** begin MATERIAL TO PROCESS **
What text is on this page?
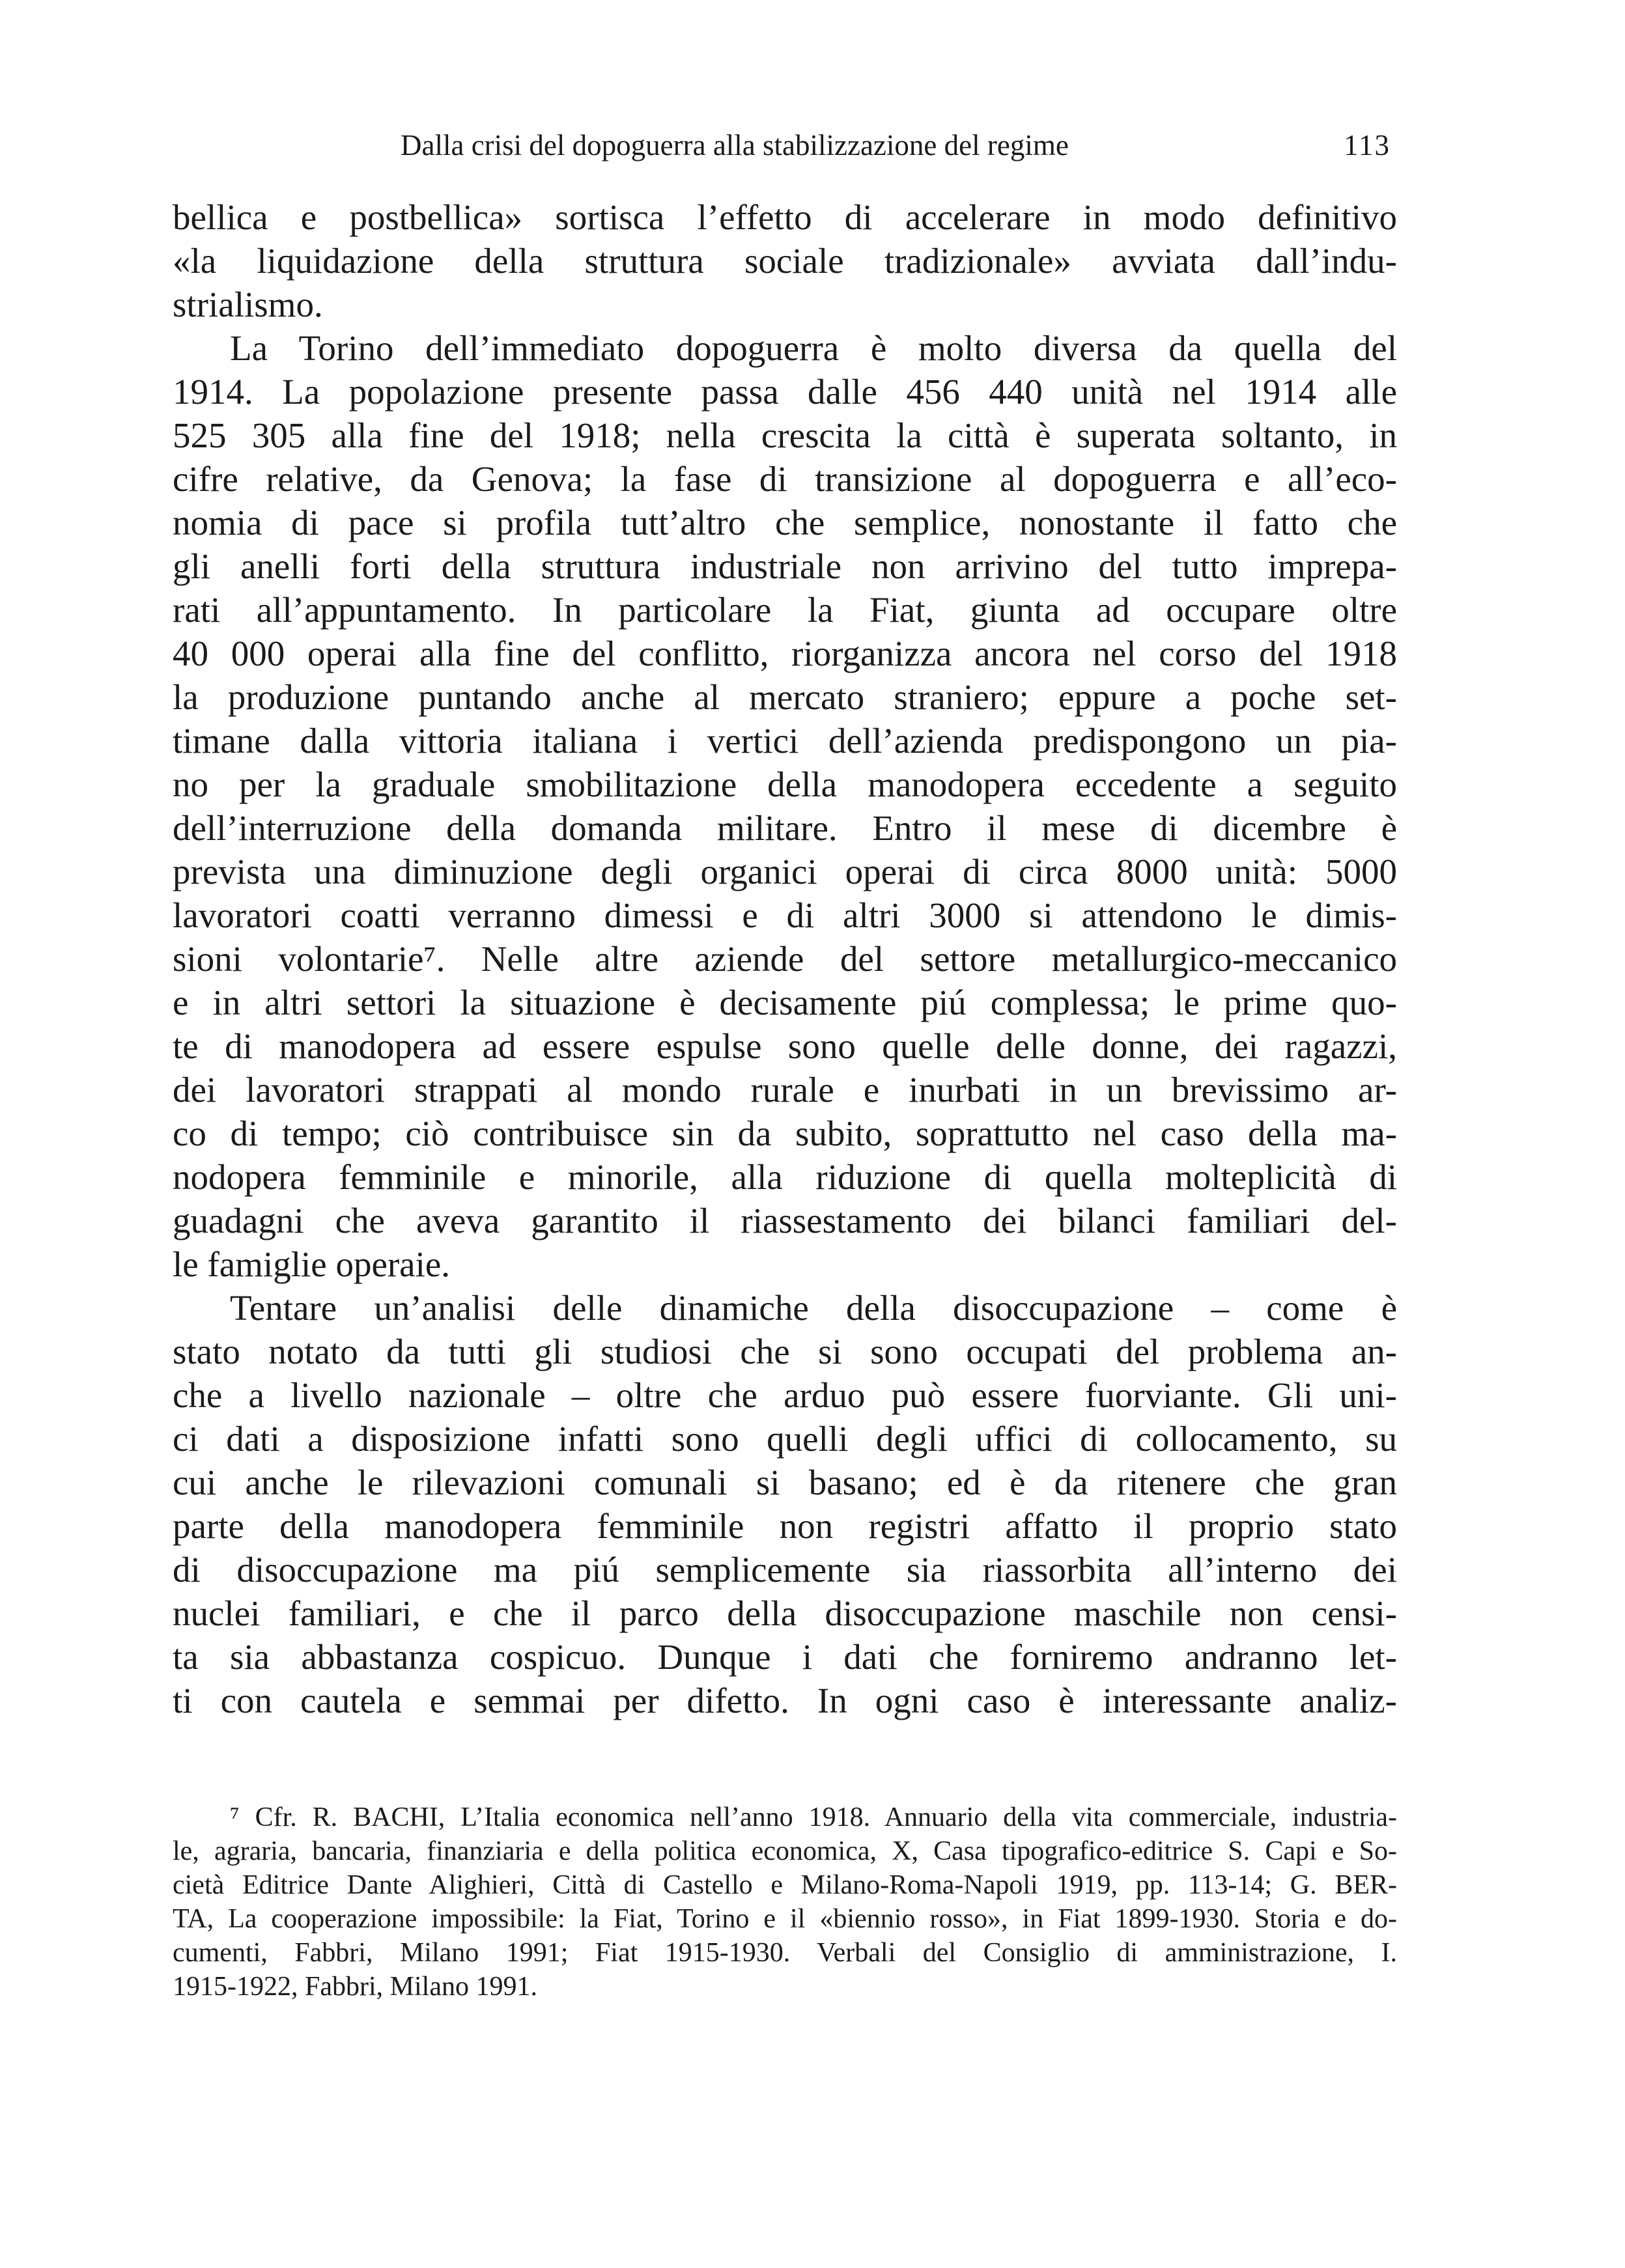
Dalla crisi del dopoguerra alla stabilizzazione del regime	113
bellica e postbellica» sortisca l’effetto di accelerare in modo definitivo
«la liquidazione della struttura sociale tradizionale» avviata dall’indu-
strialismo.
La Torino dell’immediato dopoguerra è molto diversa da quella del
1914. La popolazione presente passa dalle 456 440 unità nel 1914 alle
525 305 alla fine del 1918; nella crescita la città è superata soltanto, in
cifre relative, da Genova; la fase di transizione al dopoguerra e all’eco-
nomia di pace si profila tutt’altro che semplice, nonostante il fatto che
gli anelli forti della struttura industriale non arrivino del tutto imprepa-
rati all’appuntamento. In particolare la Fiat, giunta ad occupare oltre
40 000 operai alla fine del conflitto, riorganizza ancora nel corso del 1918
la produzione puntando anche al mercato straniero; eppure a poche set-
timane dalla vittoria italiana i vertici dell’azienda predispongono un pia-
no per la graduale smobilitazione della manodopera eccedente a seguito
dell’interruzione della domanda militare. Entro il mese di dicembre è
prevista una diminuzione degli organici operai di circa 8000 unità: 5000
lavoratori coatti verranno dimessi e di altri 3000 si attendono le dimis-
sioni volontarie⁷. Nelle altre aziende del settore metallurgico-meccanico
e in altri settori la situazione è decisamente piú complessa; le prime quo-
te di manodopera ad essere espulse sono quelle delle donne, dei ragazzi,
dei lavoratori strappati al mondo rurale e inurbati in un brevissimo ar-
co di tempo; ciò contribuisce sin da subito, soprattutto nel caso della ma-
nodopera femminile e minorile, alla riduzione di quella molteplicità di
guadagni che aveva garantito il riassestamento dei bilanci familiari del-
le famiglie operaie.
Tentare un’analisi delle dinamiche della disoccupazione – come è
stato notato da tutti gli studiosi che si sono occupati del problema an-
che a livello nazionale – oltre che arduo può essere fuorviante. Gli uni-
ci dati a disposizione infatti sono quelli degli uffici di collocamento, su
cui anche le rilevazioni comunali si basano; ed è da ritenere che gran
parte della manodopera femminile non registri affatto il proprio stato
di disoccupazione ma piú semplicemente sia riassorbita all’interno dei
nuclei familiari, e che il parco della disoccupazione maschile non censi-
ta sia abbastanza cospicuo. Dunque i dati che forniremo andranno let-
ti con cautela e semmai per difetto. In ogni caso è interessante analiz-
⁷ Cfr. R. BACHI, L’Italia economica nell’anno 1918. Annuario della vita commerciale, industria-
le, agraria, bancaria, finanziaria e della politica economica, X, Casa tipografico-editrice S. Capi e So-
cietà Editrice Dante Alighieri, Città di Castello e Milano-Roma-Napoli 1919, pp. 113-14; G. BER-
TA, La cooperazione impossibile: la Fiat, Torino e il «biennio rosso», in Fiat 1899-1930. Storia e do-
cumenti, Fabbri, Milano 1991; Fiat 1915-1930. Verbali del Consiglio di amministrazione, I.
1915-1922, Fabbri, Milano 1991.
** end MATERIAL TO PROCESS **
**TASK DETAILS**
Print every entry above again without changing a word, and omit the pictures.

**FINISHED EXERCISE**
What text is on this page?
Dalla crisi del dopoguerra alla stabilizzazione del regime	113
bellica e postbellica» sortisca l’effetto di accelerare in modo definitivo
«la liquidazione della struttura sociale tradizionale» avviata dall’indu-
strialismo.
La Torino dell’immediato dopoguerra è molto diversa da quella del
1914. La popolazione presente passa dalle 456 440 unità nel 1914 alle
525 305 alla fine del 1918; nella crescita la città è superata soltanto, in
cifre relative, da Genova; la fase di transizione al dopoguerra e all’eco-
nomia di pace si profila tutt’altro che semplice, nonostante il fatto che
gli anelli forti della struttura industriale non arrivino del tutto imprepa-
rati all’appuntamento. In particolare la Fiat, giunta ad occupare oltre
40 000 operai alla fine del conflitto, riorganizza ancora nel corso del 1918
la produzione puntando anche al mercato straniero; eppure a poche set-
timane dalla vittoria italiana i vertici dell’azienda predispongono un pia-
no per la graduale smobilitazione della manodopera eccedente a seguito
dell’interruzione della domanda militare. Entro il mese di dicembre è
prevista una diminuzione degli organici operai di circa 8000 unità: 5000
lavoratori coatti verranno dimessi e di altri 3000 si attendono le dimis-
sioni volontarie⁷. Nelle altre aziende del settore metallurgico-meccanico
e in altri settori la situazione è decisamente piú complessa; le prime quo-
te di manodopera ad essere espulse sono quelle delle donne, dei ragazzi,
dei lavoratori strappati al mondo rurale e inurbati in un brevissimo ar-
co di tempo; ciò contribuisce sin da subito, soprattutto nel caso della ma-
nodopera femminile e minorile, alla riduzione di quella molteplicità di
guadagni che aveva garantito il riassestamento dei bilanci familiari del-
le famiglie operaie.
Tentare un’analisi delle dinamiche della disoccupazione – come è
stato notato da tutti gli studiosi che si sono occupati del problema an-
che a livello nazionale – oltre che arduo può essere fuorviante. Gli uni-
ci dati a disposizione infatti sono quelli degli uffici di collocamento, su
cui anche le rilevazioni comunali si basano; ed è da ritenere che gran
parte della manodopera femminile non registri affatto il proprio stato
di disoccupazione ma piú semplicemente sia riassorbita all’interno dei
nuclei familiari, e che il parco della disoccupazione maschile non censi-
ta sia abbastanza cospicuo. Dunque i dati che forniremo andranno let-
ti con cautela e semmai per difetto. In ogni caso è interessante analiz-
⁷ Cfr. R. BACHI, L’Italia economica nell’anno 1918. Annuario della vita commerciale, industria-
le, agraria, bancaria, finanziaria e della politica economica, X, Casa tipografico-editrice S. Capi e So-
cietà Editrice Dante Alighieri, Città di Castello e Milano-Roma-Napoli 1919, pp. 113-14; G. BER-
TA, La cooperazione impossibile: la Fiat, Torino e il «biennio rosso», in Fiat 1899-1930. Storia e do-
cumenti, Fabbri, Milano 1991; Fiat 1915-1930. Verbali del Consiglio di amministrazione, I.
1915-1922, Fabbri, Milano 1991.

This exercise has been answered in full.